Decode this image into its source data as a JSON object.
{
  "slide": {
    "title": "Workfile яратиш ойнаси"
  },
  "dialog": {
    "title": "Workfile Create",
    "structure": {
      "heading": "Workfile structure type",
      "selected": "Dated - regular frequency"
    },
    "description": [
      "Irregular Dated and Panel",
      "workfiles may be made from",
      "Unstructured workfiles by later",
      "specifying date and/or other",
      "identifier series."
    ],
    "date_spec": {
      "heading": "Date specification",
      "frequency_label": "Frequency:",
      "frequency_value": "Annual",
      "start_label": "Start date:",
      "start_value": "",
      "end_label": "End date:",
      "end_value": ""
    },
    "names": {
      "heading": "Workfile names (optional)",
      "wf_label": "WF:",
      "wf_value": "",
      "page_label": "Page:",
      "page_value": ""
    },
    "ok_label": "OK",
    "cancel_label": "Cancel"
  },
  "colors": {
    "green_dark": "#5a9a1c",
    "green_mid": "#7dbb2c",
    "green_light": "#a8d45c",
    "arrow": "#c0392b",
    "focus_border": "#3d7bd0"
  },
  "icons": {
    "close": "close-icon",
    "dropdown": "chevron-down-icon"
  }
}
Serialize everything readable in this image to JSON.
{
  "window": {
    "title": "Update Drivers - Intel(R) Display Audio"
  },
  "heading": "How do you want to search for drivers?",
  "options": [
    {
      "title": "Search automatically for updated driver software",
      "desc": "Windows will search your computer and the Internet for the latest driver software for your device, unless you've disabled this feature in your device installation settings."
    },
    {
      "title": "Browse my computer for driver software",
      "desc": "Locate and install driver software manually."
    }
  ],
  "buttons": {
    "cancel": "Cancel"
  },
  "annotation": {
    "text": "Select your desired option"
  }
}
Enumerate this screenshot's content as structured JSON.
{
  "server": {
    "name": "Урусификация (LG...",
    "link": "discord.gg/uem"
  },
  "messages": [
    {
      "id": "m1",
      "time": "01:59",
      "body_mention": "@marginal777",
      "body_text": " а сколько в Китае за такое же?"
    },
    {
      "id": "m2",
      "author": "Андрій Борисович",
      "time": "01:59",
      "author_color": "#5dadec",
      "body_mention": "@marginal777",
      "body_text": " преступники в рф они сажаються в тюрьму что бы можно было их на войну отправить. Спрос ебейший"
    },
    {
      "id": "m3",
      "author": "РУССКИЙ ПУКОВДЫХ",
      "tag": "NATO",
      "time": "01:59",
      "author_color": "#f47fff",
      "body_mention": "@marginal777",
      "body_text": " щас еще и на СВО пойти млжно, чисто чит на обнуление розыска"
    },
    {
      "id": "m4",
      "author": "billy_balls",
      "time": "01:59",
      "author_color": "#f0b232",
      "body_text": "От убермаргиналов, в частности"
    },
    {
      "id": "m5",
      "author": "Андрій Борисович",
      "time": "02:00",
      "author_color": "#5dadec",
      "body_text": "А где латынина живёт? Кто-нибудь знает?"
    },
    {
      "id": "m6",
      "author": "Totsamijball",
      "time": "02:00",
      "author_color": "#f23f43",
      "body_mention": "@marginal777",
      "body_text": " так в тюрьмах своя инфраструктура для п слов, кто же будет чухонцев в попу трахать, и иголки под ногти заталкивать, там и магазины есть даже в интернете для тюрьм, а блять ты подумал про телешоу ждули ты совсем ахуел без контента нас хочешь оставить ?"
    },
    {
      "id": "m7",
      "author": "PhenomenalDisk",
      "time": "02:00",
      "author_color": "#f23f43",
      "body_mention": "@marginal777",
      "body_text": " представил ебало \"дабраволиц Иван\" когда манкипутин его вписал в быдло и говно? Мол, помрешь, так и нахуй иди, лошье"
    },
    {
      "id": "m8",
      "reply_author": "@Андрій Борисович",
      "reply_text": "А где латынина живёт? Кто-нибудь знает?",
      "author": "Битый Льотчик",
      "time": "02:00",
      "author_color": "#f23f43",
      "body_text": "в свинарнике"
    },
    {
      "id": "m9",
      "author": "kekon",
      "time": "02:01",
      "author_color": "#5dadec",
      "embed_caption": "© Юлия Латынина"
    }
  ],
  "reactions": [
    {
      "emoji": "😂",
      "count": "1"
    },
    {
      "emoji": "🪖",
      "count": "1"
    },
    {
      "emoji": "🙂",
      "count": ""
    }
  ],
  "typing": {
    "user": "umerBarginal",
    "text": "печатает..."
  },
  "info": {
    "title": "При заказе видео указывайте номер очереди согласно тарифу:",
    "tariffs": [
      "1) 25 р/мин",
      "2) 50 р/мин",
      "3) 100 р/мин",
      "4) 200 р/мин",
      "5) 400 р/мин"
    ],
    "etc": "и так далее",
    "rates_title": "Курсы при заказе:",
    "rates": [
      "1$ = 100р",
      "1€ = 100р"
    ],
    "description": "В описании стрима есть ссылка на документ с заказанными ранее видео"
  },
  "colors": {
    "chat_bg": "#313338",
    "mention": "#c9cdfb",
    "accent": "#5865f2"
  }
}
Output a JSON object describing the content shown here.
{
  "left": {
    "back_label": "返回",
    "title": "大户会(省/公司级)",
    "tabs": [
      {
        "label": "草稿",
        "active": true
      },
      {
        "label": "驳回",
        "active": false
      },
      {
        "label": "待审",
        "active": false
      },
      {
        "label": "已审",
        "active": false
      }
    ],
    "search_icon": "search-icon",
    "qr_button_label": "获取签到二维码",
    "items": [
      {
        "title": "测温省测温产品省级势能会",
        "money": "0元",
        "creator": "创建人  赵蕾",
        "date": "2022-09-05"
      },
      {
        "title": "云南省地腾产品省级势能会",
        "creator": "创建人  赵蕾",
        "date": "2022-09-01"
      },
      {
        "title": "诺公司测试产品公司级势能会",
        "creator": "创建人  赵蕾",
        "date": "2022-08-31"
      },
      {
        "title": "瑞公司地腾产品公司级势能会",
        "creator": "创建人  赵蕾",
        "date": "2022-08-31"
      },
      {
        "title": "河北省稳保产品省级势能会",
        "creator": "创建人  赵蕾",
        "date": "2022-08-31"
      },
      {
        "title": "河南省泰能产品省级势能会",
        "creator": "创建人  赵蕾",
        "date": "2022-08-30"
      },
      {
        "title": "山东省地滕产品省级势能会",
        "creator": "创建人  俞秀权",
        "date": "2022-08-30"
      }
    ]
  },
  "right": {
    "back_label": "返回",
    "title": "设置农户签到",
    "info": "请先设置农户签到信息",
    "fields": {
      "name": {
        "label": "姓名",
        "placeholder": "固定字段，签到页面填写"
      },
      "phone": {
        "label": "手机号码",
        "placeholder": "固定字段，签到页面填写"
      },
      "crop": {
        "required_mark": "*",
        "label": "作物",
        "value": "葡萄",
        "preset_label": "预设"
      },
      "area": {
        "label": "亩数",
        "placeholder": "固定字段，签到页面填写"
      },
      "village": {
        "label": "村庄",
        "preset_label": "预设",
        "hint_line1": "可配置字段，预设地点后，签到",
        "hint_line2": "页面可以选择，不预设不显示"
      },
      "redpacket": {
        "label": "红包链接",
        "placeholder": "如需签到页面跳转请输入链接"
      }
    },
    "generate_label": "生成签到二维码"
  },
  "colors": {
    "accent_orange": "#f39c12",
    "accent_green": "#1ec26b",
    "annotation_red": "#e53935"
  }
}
##############################
Directive: Copy out the material above in its entirety. Every detail must match.

Answer to the problem:
Decode this image into its source data as a JSON object.
{
  "slide": {
    "title": "Workfile яратиш ойнаси"
  },
  "dialog": {
    "title": "Workfile Create",
    "structure": {
      "heading": "Workfile structure type",
      "selected": "Dated - regular frequency"
    },
    "description": [
      "Irregular Dated and Panel",
      "workfiles may be made from",
      "Unstructured workfiles by later",
      "specifying date and/or other",
      "identifier series."
    ],
    "date_spec": {
      "heading": "Date specification",
      "frequency_label": "Frequency:",
      "frequency_value": "Annual",
      "start_label": "Start date:",
      "start_value": "",
      "end_label": "End date:",
      "end_value": ""
    },
    "names": {
      "heading": "Workfile names (optional)",
      "wf_label": "WF:",
      "wf_value": "",
      "page_label": "Page:",
      "page_value": ""
    },
    "ok_label": "OK",
    "cancel_label": "Cancel"
  },
  "colors": {
    "green_dark": "#5a9a1c",
    "green_mid": "#7dbb2c",
    "green_light": "#a8d45c",
    "arrow": "#c0392b",
    "focus_border": "#3d7bd0"
  },
  "icons": {
    "close": "close-icon",
    "dropdown": "chevron-down-icon"
  }
}
Serialize everything readable in this image to JSON.
{
  "window": {
    "title": "Update Drivers - Intel(R) Display Audio"
  },
  "heading": "How do you want to search for drivers?",
  "options": [
    {
      "title": "Search automatically for updated driver software",
      "desc": "Windows will search your computer and the Internet for the latest driver software for your device, unless you've disabled this feature in your device installation settings."
    },
    {
      "title": "Browse my computer for driver software",
      "desc": "Locate and install driver software manually."
    }
  ],
  "buttons": {
    "cancel": "Cancel"
  },
  "annotation": {
    "text": "Select your desired option"
  }
}
Enumerate this screenshot's content as structured JSON.
{
  "server": {
    "name": "Урусификация (LG...",
    "link": "discord.gg/uem"
  },
  "messages": [
    {
      "id": "m1",
      "time": "01:59",
      "body_mention": "@marginal777",
      "body_text": " а сколько в Китае за такое же?"
    },
    {
      "id": "m2",
      "author": "Андрій Борисович",
      "time": "01:59",
      "author_color": "#5dadec",
      "body_mention": "@marginal777",
      "body_text": " преступники в рф они сажаються в тюрьму что бы можно было их на войну отправить. Спрос ебейший"
    },
    {
      "id": "m3",
      "author": "РУССКИЙ ПУКОВДЫХ",
      "tag": "NATO",
      "time": "01:59",
      "author_color": "#f47fff",
      "body_mention": "@marginal777",
      "body_text": " щас еще и на СВО пойти млжно, чисто чит на обнуление розыска"
    },
    {
      "id": "m4",
      "author": "billy_balls",
      "time": "01:59",
      "author_color": "#f0b232",
      "body_text": "От убермаргиналов, в частности"
    },
    {
      "id": "m5",
      "author": "Андрій Борисович",
      "time": "02:00",
      "author_color": "#5dadec",
      "body_text": "А где латынина живёт? Кто-нибудь знает?"
    },
    {
      "id": "m6",
      "author": "Totsamijball",
      "time": "02:00",
      "author_color": "#f23f43",
      "body_mention": "@marginal777",
      "body_text": " так в тюрьмах своя инфраструктура для п слов, кто же будет чухонцев в попу трахать, и иголки под ногти заталкивать, там и магазины есть даже в интернете для тюрьм, а блять ты подумал про телешоу ждули ты совсем ахуел без контента нас хочешь оставить ?"
    },
    {
      "id": "m7",
      "author": "PhenomenalDisk",
      "time": "02:00",
      "author_color": "#f23f43",
      "body_mention": "@marginal777",
      "body_text": " представил ебало \"дабраволиц Иван\" когда манкипутин его вписал в быдло и говно? Мол, помрешь, так и нахуй иди, лошье"
    },
    {
      "id": "m8",
      "reply_author": "@Андрій Борисович",
      "reply_text": "А где латынина живёт? Кто-нибудь знает?",
      "author": "Битый Льотчик",
      "time": "02:00",
      "author_color": "#f23f43",
      "body_text": "в свинарнике"
    },
    {
      "id": "m9",
      "author": "kekon",
      "time": "02:01",
      "author_color": "#5dadec",
      "embed_caption": "© Юлия Латынина"
    }
  ],
  "reactions": [
    {
      "emoji": "😂",
      "count": "1"
    },
    {
      "emoji": "🪖",
      "count": "1"
    },
    {
      "emoji": "🙂",
      "count": ""
    }
  ],
  "typing": {
    "user": "umerBarginal",
    "text": "печатает..."
  },
  "info": {
    "title": "При заказе видео указывайте номер очереди согласно тарифу:",
    "tariffs": [
      "1) 25 р/мин",
      "2) 50 р/мин",
      "3) 100 р/мин",
      "4) 200 р/мин",
      "5) 400 р/мин"
    ],
    "etc": "и так далее",
    "rates_title": "Курсы при заказе:",
    "rates": [
      "1$ = 100р",
      "1€ = 100р"
    ],
    "description": "В описании стрима есть ссылка на документ с заказанными ранее видео"
  },
  "colors": {
    "chat_bg": "#313338",
    "mention": "#c9cdfb",
    "accent": "#5865f2"
  }
}
Output a JSON object describing the content shown here.
{
  "left": {
    "back_label": "返回",
    "title": "大户会(省/公司级)",
    "tabs": [
      {
        "label": "草稿",
        "active": true
      },
      {
        "label": "驳回",
        "active": false
      },
      {
        "label": "待审",
        "active": false
      },
      {
        "label": "已审",
        "active": false
      }
    ],
    "search_icon": "search-icon",
    "qr_button_label": "获取签到二维码",
    "items": [
      {
        "title": "测温省测温产品省级势能会",
        "money": "0元",
        "creator": "创建人  赵蕾",
        "date": "2022-09-05"
      },
      {
        "title": "云南省地腾产品省级势能会",
        "creator": "创建人  赵蕾",
        "date": "2022-09-01"
      },
      {
        "title": "诺公司测试产品公司级势能会",
        "creator": "创建人  赵蕾",
        "date": "2022-08-31"
      },
      {
        "title": "瑞公司地腾产品公司级势能会",
        "creator": "创建人  赵蕾",
        "date": "2022-08-31"
      },
      {
        "title": "河北省稳保产品省级势能会",
        "creator": "创建人  赵蕾",
        "date": "2022-08-31"
      },
      {
        "title": "河南省泰能产品省级势能会",
        "creator": "创建人  赵蕾",
        "date": "2022-08-30"
      },
      {
        "title": "山东省地滕产品省级势能会",
        "creator": "创建人  俞秀权",
        "date": "2022-08-30"
      }
    ]
  },
  "right": {
    "back_label": "返回",
    "title": "设置农户签到",
    "info": "请先设置农户签到信息",
    "fields": {
      "name": {
        "label": "姓名",
        "placeholder": "固定字段，签到页面填写"
      },
      "phone": {
        "label": "手机号码",
        "placeholder": "固定字段，签到页面填写"
      },
      "crop": {
        "required_mark": "*",
        "label": "作物",
        "value": "葡萄",
        "preset_label": "预设"
      },
      "area": {
        "label": "亩数",
        "placeholder": "固定字段，签到页面填写"
      },
      "village": {
        "label": "村庄",
        "preset_label": "预设",
        "hint_line1": "可配置字段，预设地点后，签到",
        "hint_line2": "页面可以选择，不预设不显示"
      },
      "redpacket": {
        "label": "红包链接",
        "placeholder": "如需签到页面跳转请输入链接"
      }
    },
    "generate_label": "生成签到二维码"
  },
  "colors": {
    "accent_orange": "#f39c12",
    "accent_green": "#1ec26b",
    "annotation_red": "#e53935"
  }
}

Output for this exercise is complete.